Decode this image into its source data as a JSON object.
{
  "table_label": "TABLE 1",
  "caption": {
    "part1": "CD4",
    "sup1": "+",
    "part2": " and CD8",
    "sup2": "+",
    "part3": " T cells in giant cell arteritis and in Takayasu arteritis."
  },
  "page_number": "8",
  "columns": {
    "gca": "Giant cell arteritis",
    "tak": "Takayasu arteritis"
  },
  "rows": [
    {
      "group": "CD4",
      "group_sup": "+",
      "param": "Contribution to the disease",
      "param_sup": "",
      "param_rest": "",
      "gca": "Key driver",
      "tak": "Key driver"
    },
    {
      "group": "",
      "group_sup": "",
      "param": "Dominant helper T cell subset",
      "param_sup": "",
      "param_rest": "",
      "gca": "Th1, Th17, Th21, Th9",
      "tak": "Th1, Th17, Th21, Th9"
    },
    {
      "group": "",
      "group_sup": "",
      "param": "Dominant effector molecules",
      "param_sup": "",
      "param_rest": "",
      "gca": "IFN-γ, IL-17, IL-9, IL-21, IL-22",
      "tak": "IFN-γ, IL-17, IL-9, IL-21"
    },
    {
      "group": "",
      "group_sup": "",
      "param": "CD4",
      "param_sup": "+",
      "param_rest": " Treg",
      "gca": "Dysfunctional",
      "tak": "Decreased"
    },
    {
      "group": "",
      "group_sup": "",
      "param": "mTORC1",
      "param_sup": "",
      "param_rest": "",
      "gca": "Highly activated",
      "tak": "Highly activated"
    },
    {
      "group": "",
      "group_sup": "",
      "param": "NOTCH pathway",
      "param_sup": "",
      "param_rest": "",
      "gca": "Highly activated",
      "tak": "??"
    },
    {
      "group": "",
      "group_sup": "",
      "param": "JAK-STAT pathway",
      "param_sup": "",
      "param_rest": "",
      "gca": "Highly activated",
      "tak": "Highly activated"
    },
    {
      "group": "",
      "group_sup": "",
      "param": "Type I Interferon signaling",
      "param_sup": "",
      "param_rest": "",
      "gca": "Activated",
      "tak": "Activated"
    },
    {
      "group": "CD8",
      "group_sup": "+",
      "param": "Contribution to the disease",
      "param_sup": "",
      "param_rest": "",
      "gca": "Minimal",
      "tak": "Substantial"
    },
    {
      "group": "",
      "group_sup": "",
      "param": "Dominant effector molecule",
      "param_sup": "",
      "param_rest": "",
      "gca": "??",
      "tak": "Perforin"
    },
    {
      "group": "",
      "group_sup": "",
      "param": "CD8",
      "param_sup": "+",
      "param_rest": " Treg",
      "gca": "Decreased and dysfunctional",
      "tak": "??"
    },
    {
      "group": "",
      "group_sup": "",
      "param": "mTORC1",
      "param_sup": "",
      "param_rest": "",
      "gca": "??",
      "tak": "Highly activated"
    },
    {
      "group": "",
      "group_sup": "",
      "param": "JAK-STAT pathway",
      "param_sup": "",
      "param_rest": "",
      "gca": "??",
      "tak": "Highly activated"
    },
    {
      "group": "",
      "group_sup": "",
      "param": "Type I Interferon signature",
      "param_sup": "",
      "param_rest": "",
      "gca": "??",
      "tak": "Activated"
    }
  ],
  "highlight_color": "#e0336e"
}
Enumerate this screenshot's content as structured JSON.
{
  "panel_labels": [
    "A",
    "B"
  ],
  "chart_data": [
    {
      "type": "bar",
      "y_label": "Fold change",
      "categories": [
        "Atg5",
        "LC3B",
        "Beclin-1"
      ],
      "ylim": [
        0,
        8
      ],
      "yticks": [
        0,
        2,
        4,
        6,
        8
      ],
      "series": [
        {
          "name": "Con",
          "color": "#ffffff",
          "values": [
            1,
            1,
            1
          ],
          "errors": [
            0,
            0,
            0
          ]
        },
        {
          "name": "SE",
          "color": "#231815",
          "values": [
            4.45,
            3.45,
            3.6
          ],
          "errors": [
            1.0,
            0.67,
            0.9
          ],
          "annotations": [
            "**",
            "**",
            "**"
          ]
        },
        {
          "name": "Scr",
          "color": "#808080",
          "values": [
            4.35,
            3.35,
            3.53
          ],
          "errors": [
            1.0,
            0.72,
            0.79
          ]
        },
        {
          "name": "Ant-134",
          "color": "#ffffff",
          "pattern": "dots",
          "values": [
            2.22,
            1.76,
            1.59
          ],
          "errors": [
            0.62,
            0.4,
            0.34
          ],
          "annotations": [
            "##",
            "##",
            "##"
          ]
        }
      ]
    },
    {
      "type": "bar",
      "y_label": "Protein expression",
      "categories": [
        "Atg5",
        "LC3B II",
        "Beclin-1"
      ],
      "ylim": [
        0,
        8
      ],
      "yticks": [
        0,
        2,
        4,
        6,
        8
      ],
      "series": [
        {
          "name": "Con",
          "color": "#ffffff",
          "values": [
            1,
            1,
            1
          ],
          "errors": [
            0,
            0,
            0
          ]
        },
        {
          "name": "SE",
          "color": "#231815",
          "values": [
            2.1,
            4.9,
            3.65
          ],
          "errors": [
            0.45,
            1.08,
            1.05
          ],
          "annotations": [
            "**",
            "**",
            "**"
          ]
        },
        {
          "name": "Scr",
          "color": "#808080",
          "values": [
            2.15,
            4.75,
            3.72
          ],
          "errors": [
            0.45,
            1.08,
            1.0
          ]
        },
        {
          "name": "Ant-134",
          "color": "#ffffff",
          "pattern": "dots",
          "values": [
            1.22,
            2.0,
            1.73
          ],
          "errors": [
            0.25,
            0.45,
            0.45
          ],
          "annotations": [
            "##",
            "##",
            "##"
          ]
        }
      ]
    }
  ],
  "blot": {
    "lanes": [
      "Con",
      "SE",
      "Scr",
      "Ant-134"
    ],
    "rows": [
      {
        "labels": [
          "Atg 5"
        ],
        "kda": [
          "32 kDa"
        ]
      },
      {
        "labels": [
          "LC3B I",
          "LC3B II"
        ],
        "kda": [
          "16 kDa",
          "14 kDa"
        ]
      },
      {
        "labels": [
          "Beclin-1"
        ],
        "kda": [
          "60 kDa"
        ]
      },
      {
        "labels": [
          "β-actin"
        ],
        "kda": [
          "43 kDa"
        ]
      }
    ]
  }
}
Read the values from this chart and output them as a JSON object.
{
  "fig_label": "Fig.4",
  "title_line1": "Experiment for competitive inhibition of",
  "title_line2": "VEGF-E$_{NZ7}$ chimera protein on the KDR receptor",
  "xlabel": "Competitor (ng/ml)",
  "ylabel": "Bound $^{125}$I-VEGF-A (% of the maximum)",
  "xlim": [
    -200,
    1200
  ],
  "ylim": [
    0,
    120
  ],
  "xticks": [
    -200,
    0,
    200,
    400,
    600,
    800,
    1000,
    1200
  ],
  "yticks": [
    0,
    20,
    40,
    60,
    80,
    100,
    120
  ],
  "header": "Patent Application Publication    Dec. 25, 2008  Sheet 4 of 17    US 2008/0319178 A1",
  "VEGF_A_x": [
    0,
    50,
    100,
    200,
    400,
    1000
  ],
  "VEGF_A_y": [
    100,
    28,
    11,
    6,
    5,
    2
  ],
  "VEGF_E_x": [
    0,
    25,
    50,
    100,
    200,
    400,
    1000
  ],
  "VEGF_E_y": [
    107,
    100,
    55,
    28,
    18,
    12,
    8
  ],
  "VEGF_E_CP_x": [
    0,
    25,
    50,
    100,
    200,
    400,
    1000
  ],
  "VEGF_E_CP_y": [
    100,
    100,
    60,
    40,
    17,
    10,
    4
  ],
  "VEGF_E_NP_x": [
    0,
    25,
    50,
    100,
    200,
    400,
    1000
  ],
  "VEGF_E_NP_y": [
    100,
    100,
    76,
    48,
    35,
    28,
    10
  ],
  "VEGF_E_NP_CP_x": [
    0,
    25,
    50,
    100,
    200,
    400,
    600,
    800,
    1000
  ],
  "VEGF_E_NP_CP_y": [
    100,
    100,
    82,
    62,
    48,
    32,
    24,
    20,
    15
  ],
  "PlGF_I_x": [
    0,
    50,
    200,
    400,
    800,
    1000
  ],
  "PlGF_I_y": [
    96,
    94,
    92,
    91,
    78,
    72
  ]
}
--------
_WHAT THE EXERCISE ASKS_. Copy all lines from the material that include "arteritis".

_SOLUTION TO THIS PROBLEM_.
    "part3": " T cells in giant cell arteritis and in Takayasu arteritis."
    "gca": "Giant cell arteritis",
    "tak": "Takayasu arteritis"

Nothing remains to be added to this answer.